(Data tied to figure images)

□ □ □

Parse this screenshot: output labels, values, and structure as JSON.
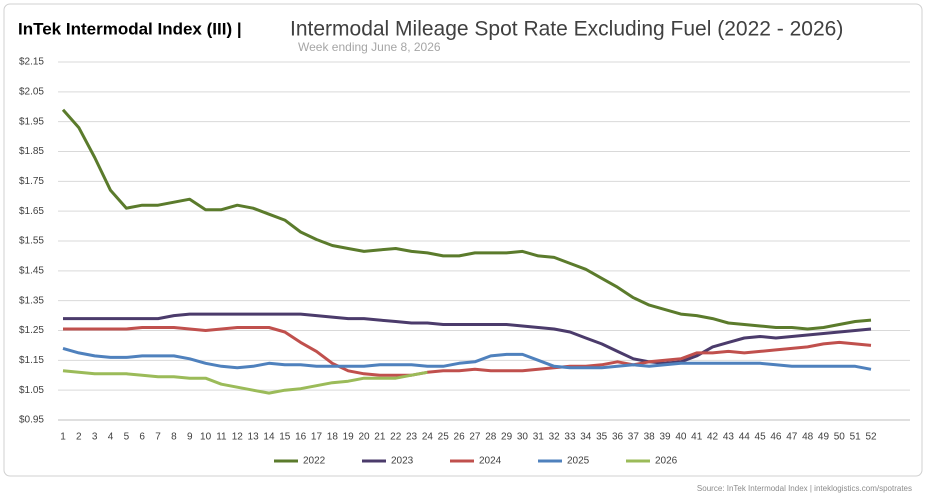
{
  "chart_data": {
    "type": "line",
    "brand": "InTek Intermodal Index (III) |",
    "title": "Intermodal Mileage Spot Rate Excluding Fuel (2022 - 2026)",
    "subtitle": "Week ending June 8, 2026",
    "source": "Source: InTek Intermodal Index | inteklogistics.com/spotrates",
    "x": [
      1,
      2,
      3,
      4,
      5,
      6,
      7,
      8,
      9,
      10,
      11,
      12,
      13,
      14,
      15,
      16,
      17,
      18,
      19,
      20,
      21,
      22,
      23,
      24,
      25,
      26,
      27,
      28,
      29,
      30,
      31,
      32,
      33,
      34,
      35,
      36,
      37,
      38,
      39,
      40,
      41,
      42,
      43,
      44,
      45,
      46,
      47,
      48,
      49,
      50,
      51,
      52
    ],
    "xlim": [
      1,
      52
    ],
    "ylim": [
      0.95,
      2.15
    ],
    "yticks": [
      {
        "value": 0.95,
        "label": "$0.95"
      },
      {
        "value": 1.05,
        "label": "$1.05"
      },
      {
        "value": 1.15,
        "label": "$1.15"
      },
      {
        "value": 1.25,
        "label": "$1.25"
      },
      {
        "value": 1.35,
        "label": "$1.35"
      },
      {
        "value": 1.45,
        "label": "$1.45"
      },
      {
        "value": 1.55,
        "label": "$1.55"
      },
      {
        "value": 1.65,
        "label": "$1.65"
      },
      {
        "value": 1.75,
        "label": "$1.75"
      },
      {
        "value": 1.85,
        "label": "$1.85"
      },
      {
        "value": 1.95,
        "label": "$1.95"
      },
      {
        "value": 2.05,
        "label": "$2.05"
      },
      {
        "value": 2.15,
        "label": "$2.15"
      }
    ],
    "grid": true,
    "legend": "bottom",
    "series": [
      {
        "name": "2022",
        "color": "#5b7b2c",
        "values": [
          1.99,
          1.93,
          1.83,
          1.72,
          1.66,
          1.67,
          1.67,
          1.68,
          1.69,
          1.655,
          1.655,
          1.67,
          1.66,
          1.64,
          1.62,
          1.58,
          1.555,
          1.535,
          1.525,
          1.515,
          1.52,
          1.525,
          1.515,
          1.51,
          1.5,
          1.5,
          1.51,
          1.51,
          1.51,
          1.515,
          1.5,
          1.495,
          1.475,
          1.455,
          1.425,
          1.395,
          1.36,
          1.335,
          1.32,
          1.305,
          1.3,
          1.29,
          1.275,
          1.27,
          1.265,
          1.26,
          1.26,
          1.255,
          1.26,
          1.27,
          1.28,
          1.285
        ]
      },
      {
        "name": "2023",
        "color": "#4b3b6b",
        "values": [
          1.29,
          1.29,
          1.29,
          1.29,
          1.29,
          1.29,
          1.29,
          1.3,
          1.305,
          1.305,
          1.305,
          1.305,
          1.305,
          1.305,
          1.305,
          1.305,
          1.3,
          1.295,
          1.29,
          1.29,
          1.285,
          1.28,
          1.275,
          1.275,
          1.27,
          1.27,
          1.27,
          1.27,
          1.27,
          1.265,
          1.26,
          1.255,
          1.245,
          1.225,
          1.205,
          1.18,
          1.155,
          1.145,
          1.14,
          1.145,
          1.165,
          1.195,
          1.21,
          1.225,
          1.23,
          1.225,
          1.23,
          1.235,
          1.24,
          1.245,
          1.25,
          1.255
        ]
      },
      {
        "name": "2024",
        "color": "#c0504d",
        "values": [
          1.255,
          1.255,
          1.255,
          1.255,
          1.255,
          1.26,
          1.26,
          1.26,
          1.255,
          1.25,
          1.255,
          1.26,
          1.26,
          1.26,
          1.245,
          1.21,
          1.18,
          1.14,
          1.115,
          1.105,
          1.1,
          1.1,
          1.1,
          1.11,
          1.115,
          1.115,
          1.12,
          1.115,
          1.115,
          1.115,
          1.12,
          1.125,
          1.13,
          1.13,
          1.135,
          1.145,
          1.135,
          1.145,
          1.15,
          1.155,
          1.175,
          1.175,
          1.18,
          1.175,
          1.18,
          1.185,
          1.19,
          1.195,
          1.205,
          1.21,
          1.205,
          1.2
        ]
      },
      {
        "name": "2025",
        "color": "#4f81bd",
        "values": [
          1.19,
          1.175,
          1.165,
          1.16,
          1.16,
          1.165,
          1.165,
          1.165,
          1.155,
          1.14,
          1.13,
          1.125,
          1.13,
          1.14,
          1.135,
          1.135,
          1.13,
          1.13,
          1.13,
          1.13,
          1.135,
          1.135,
          1.135,
          1.13,
          1.13,
          1.14,
          1.145,
          1.165,
          1.17,
          1.17,
          1.15,
          1.13,
          1.125,
          1.125,
          1.125,
          1.13,
          1.135,
          1.13,
          1.135,
          1.14,
          1.14,
          1.14,
          1.14,
          1.14,
          1.14,
          1.135,
          1.13,
          1.13,
          1.13,
          1.13,
          1.13,
          1.12
        ]
      },
      {
        "name": "2026",
        "color": "#9bbb59",
        "values": [
          1.115,
          1.11,
          1.105,
          1.105,
          1.105,
          1.1,
          1.095,
          1.095,
          1.09,
          1.09,
          1.07,
          1.06,
          1.05,
          1.04,
          1.05,
          1.055,
          1.065,
          1.075,
          1.08,
          1.09,
          1.09,
          1.09,
          1.1,
          1.11,
          null,
          null,
          null,
          null,
          null,
          null,
          null,
          null,
          null,
          null,
          null,
          null,
          null,
          null,
          null,
          null,
          null,
          null,
          null,
          null,
          null,
          null,
          null,
          null,
          null,
          null,
          null,
          null
        ]
      }
    ]
  }
}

□ □ □

## Directions
Find the lines above holding the word "Index" and show them.

## Correct answer
    "brand": "InTek Intermodal Index (III) |",
    "source": "Source: InTek Intermodal Index | inteklogistics.com/spotrates",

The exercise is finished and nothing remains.